「Output each element」を含む行で始まり「y-tick-label: 4.5 [37, 110, 54, 124]」を含む行で終わる部分を、両端の行も含めて一字一句そのまま繰り返してもらえますか？画像は答えに入れないでください。

提供された項目:
◆ ◆ ◆ ◆ ◆

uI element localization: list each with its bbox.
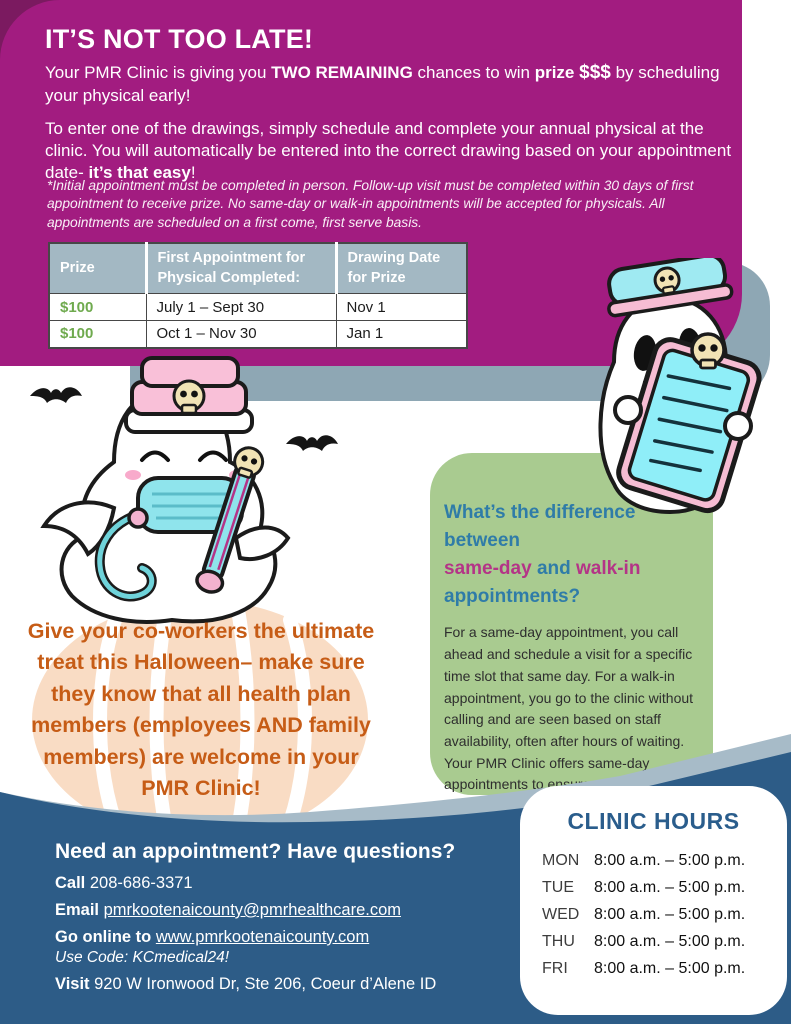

◆ ◆ ◆ ◆ ◆

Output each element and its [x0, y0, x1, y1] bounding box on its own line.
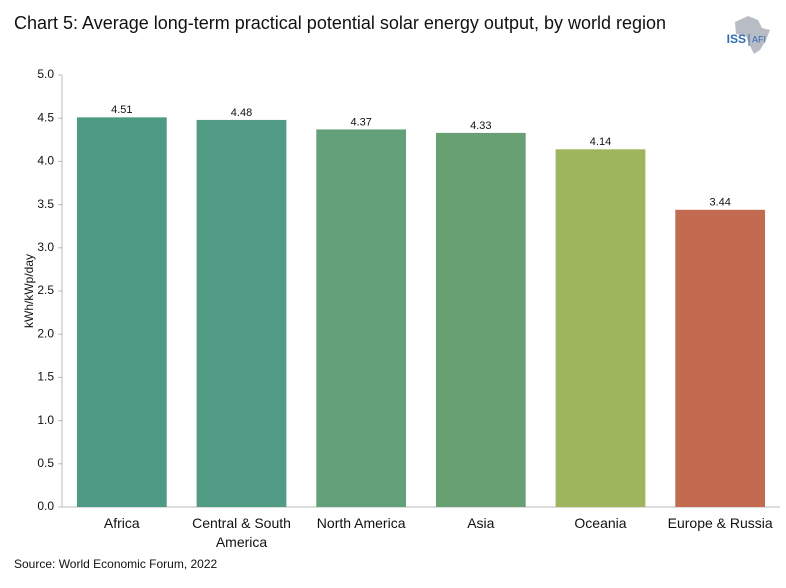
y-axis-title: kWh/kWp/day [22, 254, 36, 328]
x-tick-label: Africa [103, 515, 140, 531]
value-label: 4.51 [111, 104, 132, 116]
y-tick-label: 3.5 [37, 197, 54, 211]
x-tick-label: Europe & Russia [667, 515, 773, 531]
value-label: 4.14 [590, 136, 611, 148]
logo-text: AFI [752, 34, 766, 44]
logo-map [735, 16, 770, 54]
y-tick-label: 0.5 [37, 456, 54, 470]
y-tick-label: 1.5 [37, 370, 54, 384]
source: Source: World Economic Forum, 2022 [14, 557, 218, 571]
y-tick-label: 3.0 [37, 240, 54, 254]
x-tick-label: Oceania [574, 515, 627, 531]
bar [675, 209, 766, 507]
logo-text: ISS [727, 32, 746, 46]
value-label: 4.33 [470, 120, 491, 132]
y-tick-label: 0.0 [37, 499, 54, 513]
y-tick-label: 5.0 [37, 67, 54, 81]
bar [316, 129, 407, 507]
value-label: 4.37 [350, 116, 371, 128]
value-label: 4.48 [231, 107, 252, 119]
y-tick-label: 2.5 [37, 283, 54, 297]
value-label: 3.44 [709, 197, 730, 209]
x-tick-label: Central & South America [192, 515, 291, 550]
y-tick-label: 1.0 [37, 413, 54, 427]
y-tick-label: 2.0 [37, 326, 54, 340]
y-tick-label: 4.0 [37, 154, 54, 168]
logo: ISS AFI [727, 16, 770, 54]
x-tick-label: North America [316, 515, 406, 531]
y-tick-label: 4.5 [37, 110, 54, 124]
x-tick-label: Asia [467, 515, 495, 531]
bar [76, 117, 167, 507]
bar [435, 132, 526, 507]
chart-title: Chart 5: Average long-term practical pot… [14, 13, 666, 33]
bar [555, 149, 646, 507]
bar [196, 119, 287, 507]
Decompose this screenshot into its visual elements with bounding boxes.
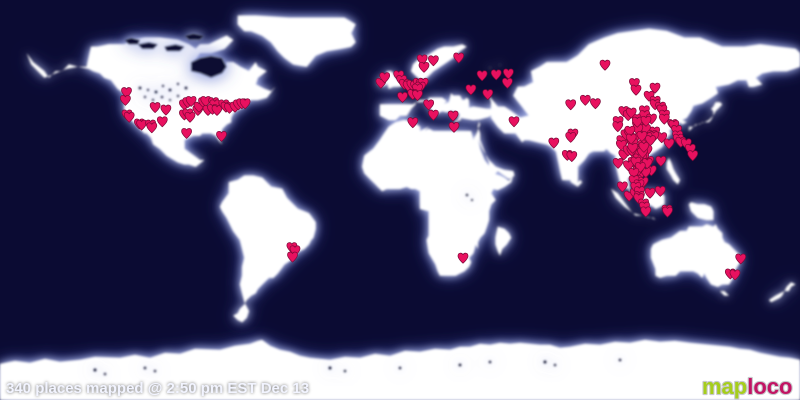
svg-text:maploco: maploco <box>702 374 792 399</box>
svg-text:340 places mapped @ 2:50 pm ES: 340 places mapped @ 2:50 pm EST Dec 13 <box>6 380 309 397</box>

◆ ◆ ◆ ◆ ◆

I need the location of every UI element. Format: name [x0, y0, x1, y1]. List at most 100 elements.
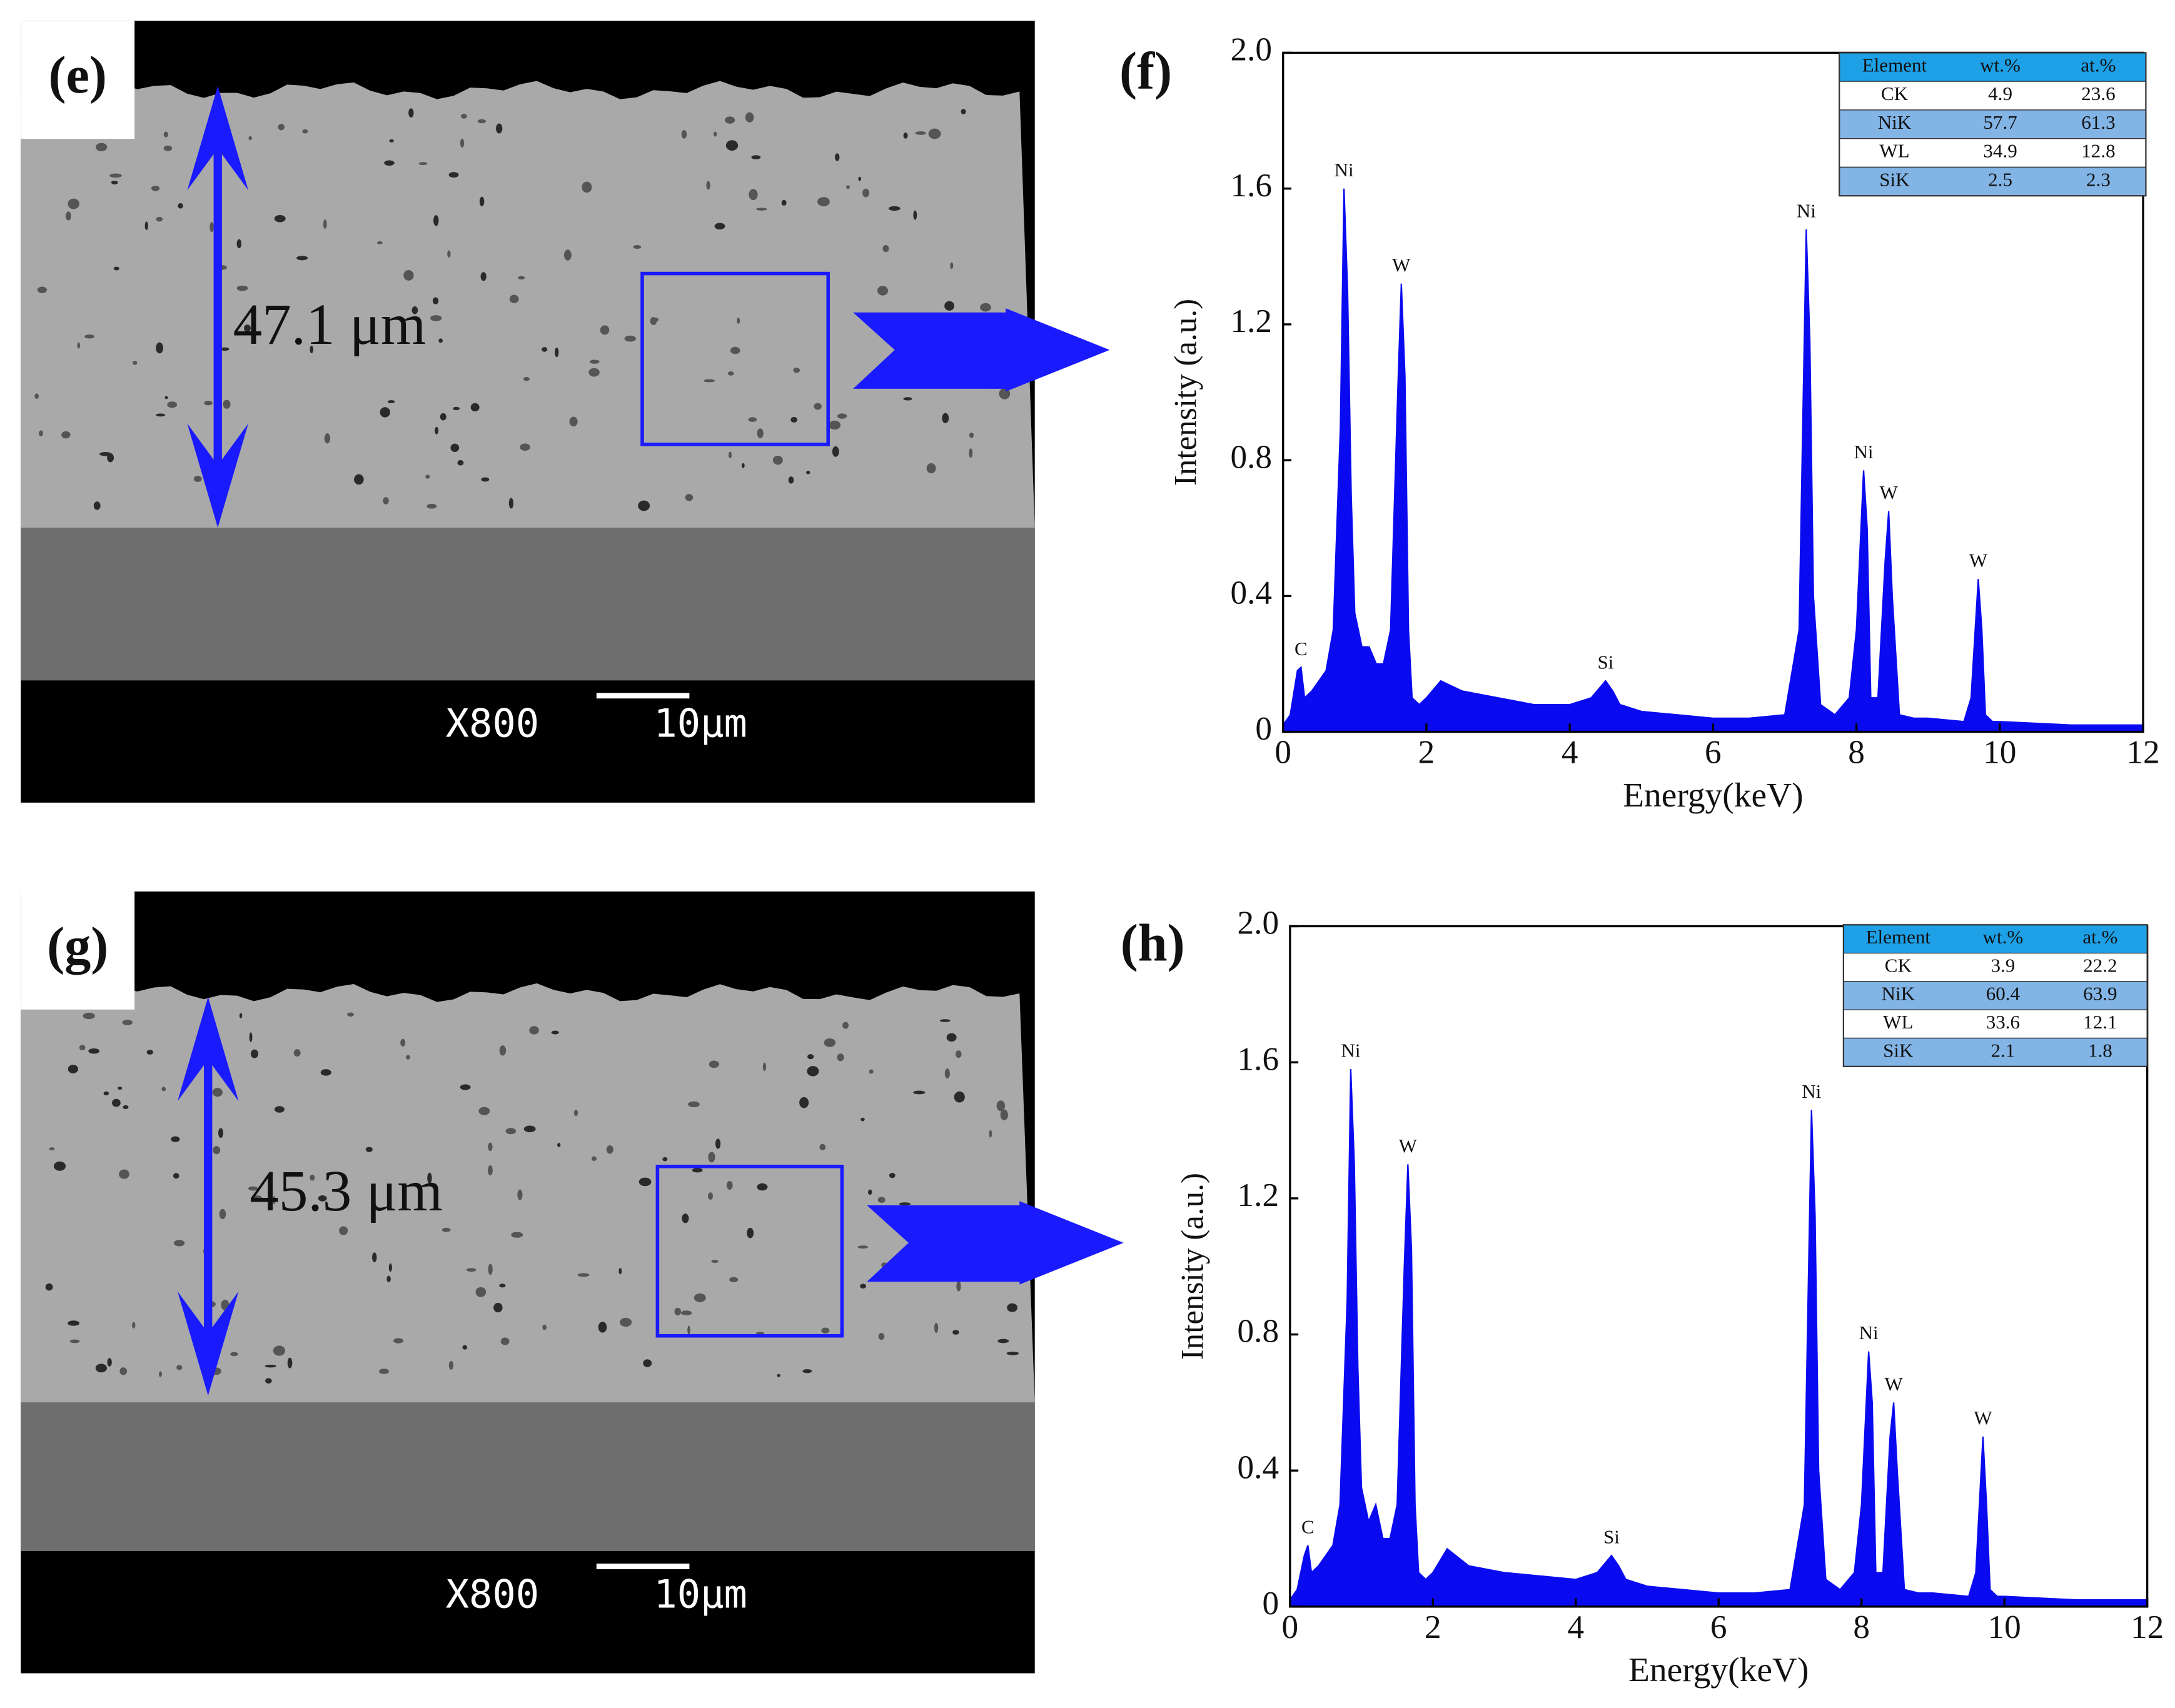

◆ ◆ ◆ ◆ ◆

完成した練習:
Output each element and its [x0, y0, x1, y1] bounding box on its own line.
y-axis-title: kWh/kWp/day [22, 254, 36, 328]
x-tick-label: Africa [103, 515, 140, 531]
value-label: 4.51 [111, 104, 132, 116]
y-tick-label: 3.5 [37, 197, 54, 211]
x-tick-label: Europe & Russia [667, 515, 773, 531]
value-label: 4.14 [590, 136, 611, 148]
logo-text: AFI [752, 34, 766, 44]
logo-map [735, 16, 770, 54]
y-tick-label: 0.5 [37, 456, 54, 470]
y-tick-label: 1.5 [37, 370, 54, 384]
source: Source: World Economic Forum, 2022 [14, 557, 218, 571]
y-tick-label: 3.0 [37, 240, 54, 254]
x-tick-label: Oceania [574, 515, 627, 531]
bar [675, 209, 766, 507]
logo-text: ISS [727, 32, 746, 46]
value-label: 4.33 [470, 120, 491, 132]
y-tick-label: 0.0 [37, 499, 54, 513]
y-tick-label: 5.0 [37, 67, 54, 81]
bar [316, 129, 407, 507]
value-label: 4.37 [350, 116, 371, 128]
value-label: 4.48 [231, 107, 252, 119]
y-tick-label: 2.5 [37, 283, 54, 297]
value-label: 3.44 [709, 197, 730, 209]
x-tick-label: Central & South America [192, 515, 291, 550]
y-tick-label: 1.0 [37, 413, 54, 427]
y-tick-label: 2.0 [37, 326, 54, 340]
y-tick-label: 4.0 [37, 154, 54, 168]
logo: ISS AFI [727, 16, 770, 54]
x-tick-label: North America [316, 515, 406, 531]
y-tick-label: 4.5 [37, 110, 54, 124]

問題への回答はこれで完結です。